(Page text)
== Segment start ==
South Toe River
Insights
The South Toe is a small freestone that drains straight off the shoulder of Mt. Mitchell — at 6,684 feet the highest peak east of the Mississippi — and stays cold and clear the whole way down. That elevation is the story here. The headwater prongs and their feeders run as designated wild-trout water off the Black Mountains, so you can catch a wild Southern Appalachian brook trout in the pocket water above Black Mountain Campground in the morning and be dead-drifting to stocked rainbows in slow lower-river pools by afternoon. The USGS gauge near Celo drains only 43 square miles, and the river fishes like the small stream it is: tight casts, boulder-strewn plunge-and-pool water up top, opening into wider, wadeable flats below Clear Creek. It's an acidic freestone over metamorphic gneiss and schist — don't let one guide site's 'limestone-rich' claim fool you.
== Segment end ==
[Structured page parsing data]
== Segment start ==
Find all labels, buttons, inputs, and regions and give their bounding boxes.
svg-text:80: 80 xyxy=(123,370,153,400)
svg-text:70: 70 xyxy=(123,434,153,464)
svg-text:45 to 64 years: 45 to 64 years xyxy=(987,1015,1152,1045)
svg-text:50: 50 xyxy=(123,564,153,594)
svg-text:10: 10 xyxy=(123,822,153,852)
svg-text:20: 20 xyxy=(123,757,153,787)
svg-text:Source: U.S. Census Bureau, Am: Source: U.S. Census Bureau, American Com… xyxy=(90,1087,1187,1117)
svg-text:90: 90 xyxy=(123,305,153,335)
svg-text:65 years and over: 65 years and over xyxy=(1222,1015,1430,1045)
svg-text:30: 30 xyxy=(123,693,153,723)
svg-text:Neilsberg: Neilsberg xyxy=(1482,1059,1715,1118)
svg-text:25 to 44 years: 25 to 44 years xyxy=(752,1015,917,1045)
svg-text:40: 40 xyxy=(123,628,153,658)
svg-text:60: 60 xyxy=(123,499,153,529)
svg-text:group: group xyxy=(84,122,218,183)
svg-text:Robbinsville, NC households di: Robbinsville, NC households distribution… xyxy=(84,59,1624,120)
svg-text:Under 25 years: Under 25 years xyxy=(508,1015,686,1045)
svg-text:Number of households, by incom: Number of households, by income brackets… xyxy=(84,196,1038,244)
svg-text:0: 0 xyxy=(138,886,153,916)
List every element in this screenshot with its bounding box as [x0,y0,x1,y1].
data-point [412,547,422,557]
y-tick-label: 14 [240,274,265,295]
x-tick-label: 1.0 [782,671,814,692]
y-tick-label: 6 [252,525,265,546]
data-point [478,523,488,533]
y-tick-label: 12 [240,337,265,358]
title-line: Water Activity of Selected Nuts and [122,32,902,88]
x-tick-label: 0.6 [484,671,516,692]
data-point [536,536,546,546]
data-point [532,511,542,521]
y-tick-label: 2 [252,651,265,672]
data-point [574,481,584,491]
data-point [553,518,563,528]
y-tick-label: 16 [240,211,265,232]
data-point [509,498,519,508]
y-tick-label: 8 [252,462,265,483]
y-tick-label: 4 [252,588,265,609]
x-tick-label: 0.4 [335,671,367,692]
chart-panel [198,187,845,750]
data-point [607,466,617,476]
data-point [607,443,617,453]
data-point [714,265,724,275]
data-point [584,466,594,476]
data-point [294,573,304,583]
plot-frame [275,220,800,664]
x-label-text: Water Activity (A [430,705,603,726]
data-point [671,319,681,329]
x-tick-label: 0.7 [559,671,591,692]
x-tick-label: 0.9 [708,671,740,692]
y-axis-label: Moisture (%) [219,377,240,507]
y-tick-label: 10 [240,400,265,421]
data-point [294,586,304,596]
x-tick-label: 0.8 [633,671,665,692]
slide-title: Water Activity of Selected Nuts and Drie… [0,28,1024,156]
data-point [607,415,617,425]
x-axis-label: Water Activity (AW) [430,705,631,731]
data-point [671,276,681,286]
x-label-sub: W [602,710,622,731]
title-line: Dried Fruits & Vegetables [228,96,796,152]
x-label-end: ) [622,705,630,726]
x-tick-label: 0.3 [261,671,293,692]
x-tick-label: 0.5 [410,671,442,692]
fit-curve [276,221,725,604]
== Segment end ==
(Instructions)
A. Please copy the South Toe River text, starting at "South Toe River" and ending at "claim fool you.".
B. Translate this sentence from the South Toe River text into Spanish: "That elevation is the story here."
The records stand apart from the South Toe River text.

(Task-by-task results)
A.
South Toe River
Insights
The South Toe is a small freestone that drains straight off the shoulder of Mt. Mitchell — at 6,684 feet the highest peak east of the Mississippi — and stays cold and clear the whole way down. That elevation is the story here. The headwater prongs and their feeders run as designated wild-trout water off the Black Mountains, so you can catch a wild Southern Appalachian brook trout in the pocket water above Black Mountain Campground in the morning and be dead-drifting to stocked rainbows in slow lower-river pools by afternoon. The USGS gauge near Celo drains only 43 square miles, and the river fishes like the small stream it is: tight casts, boulder-strewn plunge-and-pool water up top, opening into wider, wadeable flats below Clear Creek. It's an acidic freestone over metamorphic gneiss and schist — don't let one guide site's 'limestone-rich' claim fool you.

B. Esa altitud es la clave de todo aquí.